- Extracted data:
────────
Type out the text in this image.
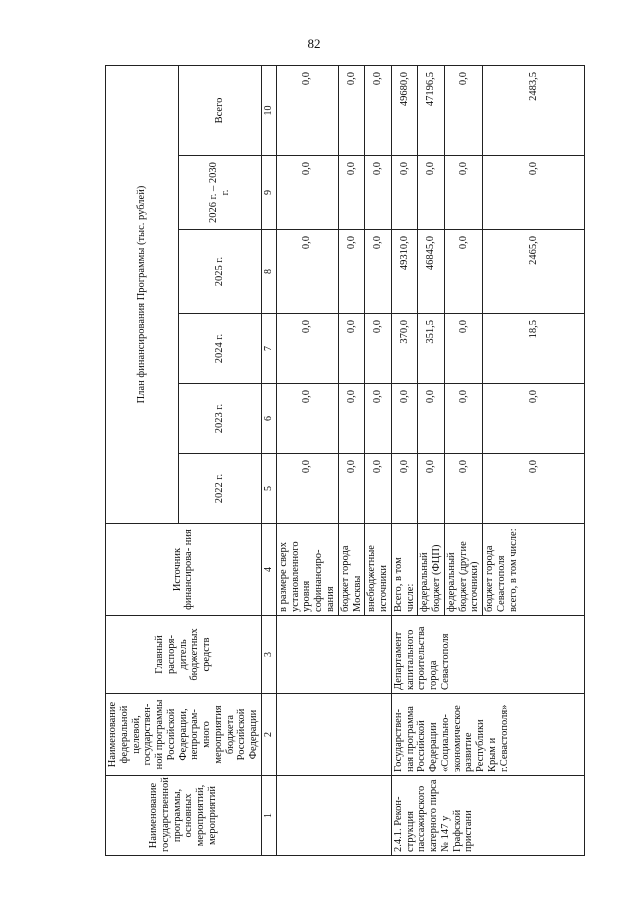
82
Наименование государственной программы, основных мероприятий, мероприятий	Наименование федеральной целевой, государствен- ной программы Российской Федерации, непрограм- много мероприятия бюджета Российской Федерации	Главный распоря- дитель бюджетных средств	Источник финансирова- ния	План финансирования Программы (тыс. рублей)					
				2022 г.	2023 г.	2024 г.	2025 г.	2026 г. – 2030 г.	Всего
1	2	3	4	5	6	7	8	9	10
			в размере сверх установленного уровня софинансиро- вания	0,0	0,0	0,0	0,0	0,0	0,0
			бюджет города Москвы	0,0	0,0	0,0	0,0	0,0	0,0
			внебюджетные источники	0,0	0,0	0,0	0,0	0,0	0,0
2.4.1. Рекон- струкция пассажирского катерного пирса № 147 у Графской пристани	Государствен- ная программа Российской Федерации «Социально- экономическое развитие Республики Крым и г.Севастополя»	Департамент капитального строительства города Севастополя	Всего, в том числе:	0,0	0,0	370,0	49310,0	0,0	49680,0
			федеральный бюджет (ФЦП)	0,0	0,0	351,5	46845,0	0,0	47196,5
			федеральный бюджет (другие источники)	0,0	0,0	0,0	0,0	0,0	0,0
			бюджет города Севастополя всего, в том числе:	0,0	0,0	18,5	2465,0	0,0	2483,5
────────
- What the task requires: Where does the word "федеральный" appear in the listing? List each line that holds it.

- Finished task:
			федеральный бюджет (ФЦП)	0,0	0,0	351,5	46845,0	0,0	47196,5
			федеральный бюджет (другие источники)	0,0	0,0	0,0	0,0	0,0	0,0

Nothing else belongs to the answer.